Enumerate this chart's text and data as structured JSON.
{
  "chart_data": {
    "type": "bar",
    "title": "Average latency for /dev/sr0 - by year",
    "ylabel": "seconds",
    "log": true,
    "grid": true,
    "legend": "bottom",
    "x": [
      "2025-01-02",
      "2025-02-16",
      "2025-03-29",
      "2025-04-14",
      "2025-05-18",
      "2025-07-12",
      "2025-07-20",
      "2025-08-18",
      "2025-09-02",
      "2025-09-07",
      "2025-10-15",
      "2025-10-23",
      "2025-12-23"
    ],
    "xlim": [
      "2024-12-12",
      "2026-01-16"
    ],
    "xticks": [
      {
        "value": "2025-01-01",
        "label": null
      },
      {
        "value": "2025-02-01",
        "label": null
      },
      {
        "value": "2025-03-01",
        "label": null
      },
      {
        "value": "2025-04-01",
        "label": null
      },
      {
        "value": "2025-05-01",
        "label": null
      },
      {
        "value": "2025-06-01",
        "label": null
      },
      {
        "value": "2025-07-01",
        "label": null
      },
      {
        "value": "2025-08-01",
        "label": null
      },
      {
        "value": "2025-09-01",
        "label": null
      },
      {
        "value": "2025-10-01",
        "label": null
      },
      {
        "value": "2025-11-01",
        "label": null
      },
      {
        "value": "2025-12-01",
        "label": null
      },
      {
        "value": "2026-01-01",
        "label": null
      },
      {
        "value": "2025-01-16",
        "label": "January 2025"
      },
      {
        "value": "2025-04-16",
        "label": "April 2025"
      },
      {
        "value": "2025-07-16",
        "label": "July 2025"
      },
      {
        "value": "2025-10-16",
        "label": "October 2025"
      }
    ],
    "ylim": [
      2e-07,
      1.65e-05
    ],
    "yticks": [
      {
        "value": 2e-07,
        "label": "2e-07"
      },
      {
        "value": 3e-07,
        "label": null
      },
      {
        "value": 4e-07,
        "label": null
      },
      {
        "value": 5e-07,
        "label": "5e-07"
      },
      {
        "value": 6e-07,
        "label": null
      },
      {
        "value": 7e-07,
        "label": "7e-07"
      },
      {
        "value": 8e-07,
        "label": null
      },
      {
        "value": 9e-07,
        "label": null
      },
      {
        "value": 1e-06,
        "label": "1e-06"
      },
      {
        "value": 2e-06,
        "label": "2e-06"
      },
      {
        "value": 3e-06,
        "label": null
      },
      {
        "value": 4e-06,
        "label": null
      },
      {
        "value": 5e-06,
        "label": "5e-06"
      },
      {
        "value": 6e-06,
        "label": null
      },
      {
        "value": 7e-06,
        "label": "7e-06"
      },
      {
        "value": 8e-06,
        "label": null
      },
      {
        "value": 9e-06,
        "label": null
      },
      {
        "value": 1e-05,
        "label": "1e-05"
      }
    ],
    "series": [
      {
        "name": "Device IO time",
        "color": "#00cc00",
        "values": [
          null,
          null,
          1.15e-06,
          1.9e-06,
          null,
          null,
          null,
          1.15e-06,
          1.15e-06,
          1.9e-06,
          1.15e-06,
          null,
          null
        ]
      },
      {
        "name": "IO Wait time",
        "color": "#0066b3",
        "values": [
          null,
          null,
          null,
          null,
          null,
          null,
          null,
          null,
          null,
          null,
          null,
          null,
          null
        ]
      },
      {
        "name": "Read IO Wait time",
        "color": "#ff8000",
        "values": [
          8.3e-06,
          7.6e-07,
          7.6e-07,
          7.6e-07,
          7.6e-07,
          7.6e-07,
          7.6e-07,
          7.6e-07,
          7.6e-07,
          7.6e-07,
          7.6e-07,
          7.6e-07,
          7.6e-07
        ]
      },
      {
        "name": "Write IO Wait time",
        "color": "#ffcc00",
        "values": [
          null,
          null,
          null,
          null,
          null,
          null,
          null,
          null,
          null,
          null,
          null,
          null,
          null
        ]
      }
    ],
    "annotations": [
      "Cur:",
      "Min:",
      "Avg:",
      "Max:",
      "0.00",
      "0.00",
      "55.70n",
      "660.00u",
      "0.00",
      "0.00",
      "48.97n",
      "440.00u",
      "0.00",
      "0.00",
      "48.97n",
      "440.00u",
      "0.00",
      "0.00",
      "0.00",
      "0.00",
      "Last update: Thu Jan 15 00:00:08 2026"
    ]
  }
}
● ● ● ●
:: THE PROBLEM ::
Repeat the data above, word for word.

:: CORRECT RESPONSE ::
Enumerate this chart's text and data as structured JSON.
{
  "chart_data": {
    "type": "bar",
    "title": "Average latency for /dev/sr0 - by year",
    "ylabel": "seconds",
    "log": true,
    "grid": true,
    "legend": "bottom",
    "x": [
      "2025-01-02",
      "2025-02-16",
      "2025-03-29",
      "2025-04-14",
      "2025-05-18",
      "2025-07-12",
      "2025-07-20",
      "2025-08-18",
      "2025-09-02",
      "2025-09-07",
      "2025-10-15",
      "2025-10-23",
      "2025-12-23"
    ],
    "xlim": [
      "2024-12-12",
      "2026-01-16"
    ],
    "xticks": [
      {
        "value": "2025-01-01",
        "label": null
      },
      {
        "value": "2025-02-01",
        "label": null
      },
      {
        "value": "2025-03-01",
        "label": null
      },
      {
        "value": "2025-04-01",
        "label": null
      },
      {
        "value": "2025-05-01",
        "label": null
      },
      {
        "value": "2025-06-01",
        "label": null
      },
      {
        "value": "2025-07-01",
        "label": null
      },
      {
        "value": "2025-08-01",
        "label": null
      },
      {
        "value": "2025-09-01",
        "label": null
      },
      {
        "value": "2025-10-01",
        "label": null
      },
      {
        "value": "2025-11-01",
        "label": null
      },
      {
        "value": "2025-12-01",
        "label": null
      },
      {
        "value": "2026-01-01",
        "label": null
      },
      {
        "value": "2025-01-16",
        "label": "January 2025"
      },
      {
        "value": "2025-04-16",
        "label": "April 2025"
      },
      {
        "value": "2025-07-16",
        "label": "July 2025"
      },
      {
        "value": "2025-10-16",
        "label": "October 2025"
      }
    ],
    "ylim": [
      2e-07,
      1.65e-05
    ],
    "yticks": [
      {
        "value": 2e-07,
        "label": "2e-07"
      },
      {
        "value": 3e-07,
        "label": null
      },
      {
        "value": 4e-07,
        "label": null
      },
      {
        "value": 5e-07,
        "label": "5e-07"
      },
      {
        "value": 6e-07,
        "label": null
      },
      {
        "value": 7e-07,
        "label": "7e-07"
      },
      {
        "value": 8e-07,
        "label": null
      },
      {
        "value": 9e-07,
        "label": null
      },
      {
        "value": 1e-06,
        "label": "1e-06"
      },
      {
        "value": 2e-06,
        "label": "2e-06"
      },
      {
        "value": 3e-06,
        "label": null
      },
      {
        "value": 4e-06,
        "label": null
      },
      {
        "value": 5e-06,
        "label": "5e-06"
      },
      {
        "value": 6e-06,
        "label": null
      },
      {
        "value": 7e-06,
        "label": "7e-06"
      },
      {
        "value": 8e-06,
        "label": null
      },
      {
        "value": 9e-06,
        "label": null
      },
      {
        "value": 1e-05,
        "label": "1e-05"
      }
    ],
    "series": [
      {
        "name": "Device IO time",
        "color": "#00cc00",
        "values": [
          null,
          null,
          1.15e-06,
          1.9e-06,
          null,
          null,
          null,
          1.15e-06,
          1.15e-06,
          1.9e-06,
          1.15e-06,
          null,
          null
        ]
      },
      {
        "name": "IO Wait time",
        "color": "#0066b3",
        "values": [
          null,
          null,
          null,
          null,
          null,
          null,
          null,
          null,
          null,
          null,
          null,
          null,
          null
        ]
      },
      {
        "name": "Read IO Wait time",
        "color": "#ff8000",
        "values": [
          8.3e-06,
          7.6e-07,
          7.6e-07,
          7.6e-07,
          7.6e-07,
          7.6e-07,
          7.6e-07,
          7.6e-07,
          7.6e-07,
          7.6e-07,
          7.6e-07,
          7.6e-07,
          7.6e-07
        ]
      },
      {
        "name": "Write IO Wait time",
        "color": "#ffcc00",
        "values": [
          null,
          null,
          null,
          null,
          null,
          null,
          null,
          null,
          null,
          null,
          null,
          null,
          null
        ]
      }
    ],
    "annotations": [
      "Cur:",
      "Min:",
      "Avg:",
      "Max:",
      "0.00",
      "0.00",
      "55.70n",
      "660.00u",
      "0.00",
      "0.00",
      "48.97n",
      "440.00u",
      "0.00",
      "0.00",
      "48.97n",
      "440.00u",
      "0.00",
      "0.00",
      "0.00",
      "0.00",
      "Last update: Thu Jan 15 00:00:08 2026"
    ]
  }
}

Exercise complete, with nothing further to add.